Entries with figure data
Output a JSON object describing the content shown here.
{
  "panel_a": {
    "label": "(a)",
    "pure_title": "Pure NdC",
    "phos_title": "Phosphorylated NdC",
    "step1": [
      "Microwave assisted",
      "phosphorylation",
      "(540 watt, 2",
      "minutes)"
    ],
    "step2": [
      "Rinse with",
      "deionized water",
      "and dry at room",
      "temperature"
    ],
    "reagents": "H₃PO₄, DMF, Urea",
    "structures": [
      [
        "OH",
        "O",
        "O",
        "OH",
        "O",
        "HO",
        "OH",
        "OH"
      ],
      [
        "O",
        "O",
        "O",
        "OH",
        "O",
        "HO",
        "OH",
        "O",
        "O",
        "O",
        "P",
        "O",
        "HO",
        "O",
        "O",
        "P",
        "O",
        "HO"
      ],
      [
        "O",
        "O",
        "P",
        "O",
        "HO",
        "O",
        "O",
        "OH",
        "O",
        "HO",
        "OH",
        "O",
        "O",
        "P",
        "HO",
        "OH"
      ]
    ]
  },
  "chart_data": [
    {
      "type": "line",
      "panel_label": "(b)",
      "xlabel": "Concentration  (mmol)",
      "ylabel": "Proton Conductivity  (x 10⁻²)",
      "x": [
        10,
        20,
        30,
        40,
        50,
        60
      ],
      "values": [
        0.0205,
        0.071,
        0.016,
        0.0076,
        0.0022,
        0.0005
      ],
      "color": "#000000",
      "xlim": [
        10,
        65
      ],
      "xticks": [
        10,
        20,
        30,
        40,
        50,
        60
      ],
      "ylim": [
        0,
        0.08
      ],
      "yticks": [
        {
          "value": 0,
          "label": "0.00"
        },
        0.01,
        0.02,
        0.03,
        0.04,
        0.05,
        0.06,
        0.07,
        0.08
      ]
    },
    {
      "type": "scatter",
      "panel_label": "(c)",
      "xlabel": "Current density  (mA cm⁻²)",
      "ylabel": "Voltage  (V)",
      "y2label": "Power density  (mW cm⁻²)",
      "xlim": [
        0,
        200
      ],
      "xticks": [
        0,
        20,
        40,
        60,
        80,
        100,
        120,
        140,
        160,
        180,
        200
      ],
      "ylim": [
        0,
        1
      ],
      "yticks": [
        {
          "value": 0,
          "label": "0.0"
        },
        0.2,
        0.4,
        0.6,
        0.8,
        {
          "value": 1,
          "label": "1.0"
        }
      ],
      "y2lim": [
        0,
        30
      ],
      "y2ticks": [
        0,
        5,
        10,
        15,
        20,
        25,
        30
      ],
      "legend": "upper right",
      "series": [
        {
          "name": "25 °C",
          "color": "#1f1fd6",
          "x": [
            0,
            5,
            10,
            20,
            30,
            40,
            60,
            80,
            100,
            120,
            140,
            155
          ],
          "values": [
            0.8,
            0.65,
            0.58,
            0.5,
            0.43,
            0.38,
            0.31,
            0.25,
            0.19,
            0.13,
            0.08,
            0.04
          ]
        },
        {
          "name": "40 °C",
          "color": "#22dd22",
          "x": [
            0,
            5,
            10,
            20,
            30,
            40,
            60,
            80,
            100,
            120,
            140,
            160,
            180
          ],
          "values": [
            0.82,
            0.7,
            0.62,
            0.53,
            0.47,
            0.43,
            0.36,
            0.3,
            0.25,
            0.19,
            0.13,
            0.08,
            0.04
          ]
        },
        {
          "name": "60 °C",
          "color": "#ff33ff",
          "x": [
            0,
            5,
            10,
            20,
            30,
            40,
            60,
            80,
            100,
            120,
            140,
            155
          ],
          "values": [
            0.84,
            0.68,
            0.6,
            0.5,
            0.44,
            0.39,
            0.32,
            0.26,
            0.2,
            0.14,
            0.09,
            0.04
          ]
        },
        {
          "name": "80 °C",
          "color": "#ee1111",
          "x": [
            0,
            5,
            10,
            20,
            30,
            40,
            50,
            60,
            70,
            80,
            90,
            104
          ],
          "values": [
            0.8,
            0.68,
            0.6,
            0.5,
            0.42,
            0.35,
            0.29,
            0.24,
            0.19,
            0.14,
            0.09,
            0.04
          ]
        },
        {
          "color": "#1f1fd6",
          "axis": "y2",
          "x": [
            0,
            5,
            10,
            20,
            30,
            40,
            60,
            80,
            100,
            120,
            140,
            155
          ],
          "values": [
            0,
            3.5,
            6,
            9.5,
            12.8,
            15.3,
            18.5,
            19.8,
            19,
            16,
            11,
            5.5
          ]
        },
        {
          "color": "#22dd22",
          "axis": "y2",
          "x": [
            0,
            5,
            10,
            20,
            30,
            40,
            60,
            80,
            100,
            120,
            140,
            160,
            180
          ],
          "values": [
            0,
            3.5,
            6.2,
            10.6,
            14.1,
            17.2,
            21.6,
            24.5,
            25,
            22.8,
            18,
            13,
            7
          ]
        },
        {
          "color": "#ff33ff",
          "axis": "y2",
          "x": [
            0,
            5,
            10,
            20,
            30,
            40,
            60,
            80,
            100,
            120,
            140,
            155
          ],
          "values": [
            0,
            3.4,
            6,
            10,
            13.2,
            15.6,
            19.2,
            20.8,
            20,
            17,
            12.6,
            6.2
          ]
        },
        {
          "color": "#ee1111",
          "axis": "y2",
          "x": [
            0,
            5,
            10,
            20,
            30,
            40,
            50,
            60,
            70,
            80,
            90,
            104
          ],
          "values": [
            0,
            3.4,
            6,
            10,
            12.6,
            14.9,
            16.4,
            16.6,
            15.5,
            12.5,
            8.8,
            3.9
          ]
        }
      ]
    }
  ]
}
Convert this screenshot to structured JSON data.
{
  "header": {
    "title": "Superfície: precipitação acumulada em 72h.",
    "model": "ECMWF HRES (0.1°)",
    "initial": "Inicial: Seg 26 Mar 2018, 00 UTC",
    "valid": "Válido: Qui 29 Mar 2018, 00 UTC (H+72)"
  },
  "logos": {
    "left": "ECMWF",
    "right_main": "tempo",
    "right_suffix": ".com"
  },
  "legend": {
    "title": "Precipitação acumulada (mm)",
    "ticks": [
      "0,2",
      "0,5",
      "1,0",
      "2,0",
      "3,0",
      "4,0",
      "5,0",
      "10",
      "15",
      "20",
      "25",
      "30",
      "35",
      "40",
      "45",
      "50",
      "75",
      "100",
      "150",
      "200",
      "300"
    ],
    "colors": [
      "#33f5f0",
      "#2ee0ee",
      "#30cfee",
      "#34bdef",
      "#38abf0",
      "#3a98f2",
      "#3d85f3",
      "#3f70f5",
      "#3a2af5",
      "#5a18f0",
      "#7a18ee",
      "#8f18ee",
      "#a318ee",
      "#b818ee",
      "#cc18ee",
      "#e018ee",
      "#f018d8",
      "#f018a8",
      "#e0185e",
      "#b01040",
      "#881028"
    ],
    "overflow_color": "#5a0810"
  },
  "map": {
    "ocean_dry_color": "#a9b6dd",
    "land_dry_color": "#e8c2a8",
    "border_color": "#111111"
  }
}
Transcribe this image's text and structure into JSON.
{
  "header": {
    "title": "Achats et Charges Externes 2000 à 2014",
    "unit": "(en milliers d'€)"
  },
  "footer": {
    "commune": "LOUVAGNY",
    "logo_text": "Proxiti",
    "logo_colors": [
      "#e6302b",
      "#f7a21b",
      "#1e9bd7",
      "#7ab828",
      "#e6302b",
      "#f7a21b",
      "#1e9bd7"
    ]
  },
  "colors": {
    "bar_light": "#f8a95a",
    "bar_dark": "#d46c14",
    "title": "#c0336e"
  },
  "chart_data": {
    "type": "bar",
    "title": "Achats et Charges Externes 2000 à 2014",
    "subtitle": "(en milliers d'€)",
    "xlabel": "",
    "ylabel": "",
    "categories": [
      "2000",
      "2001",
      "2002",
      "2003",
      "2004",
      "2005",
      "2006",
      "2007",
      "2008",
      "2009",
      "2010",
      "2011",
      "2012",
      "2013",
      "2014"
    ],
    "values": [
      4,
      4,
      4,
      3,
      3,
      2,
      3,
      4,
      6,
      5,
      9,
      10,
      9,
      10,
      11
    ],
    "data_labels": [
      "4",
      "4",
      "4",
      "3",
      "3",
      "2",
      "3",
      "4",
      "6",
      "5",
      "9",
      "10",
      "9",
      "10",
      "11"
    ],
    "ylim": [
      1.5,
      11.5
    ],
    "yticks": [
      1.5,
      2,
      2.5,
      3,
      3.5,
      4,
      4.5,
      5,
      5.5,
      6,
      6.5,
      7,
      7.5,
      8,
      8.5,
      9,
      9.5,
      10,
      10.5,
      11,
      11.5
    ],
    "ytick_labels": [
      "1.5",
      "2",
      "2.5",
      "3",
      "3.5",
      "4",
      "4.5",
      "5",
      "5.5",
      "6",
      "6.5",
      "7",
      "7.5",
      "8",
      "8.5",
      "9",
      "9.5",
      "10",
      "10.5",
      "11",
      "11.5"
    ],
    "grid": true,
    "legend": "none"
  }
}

• WHAT IS BEING ASKED
Pull out every line of the records above that contains the word "legend".

• ANSWER BELOW
      "legend": "upper right",
  "legend": {
    "legend": "none"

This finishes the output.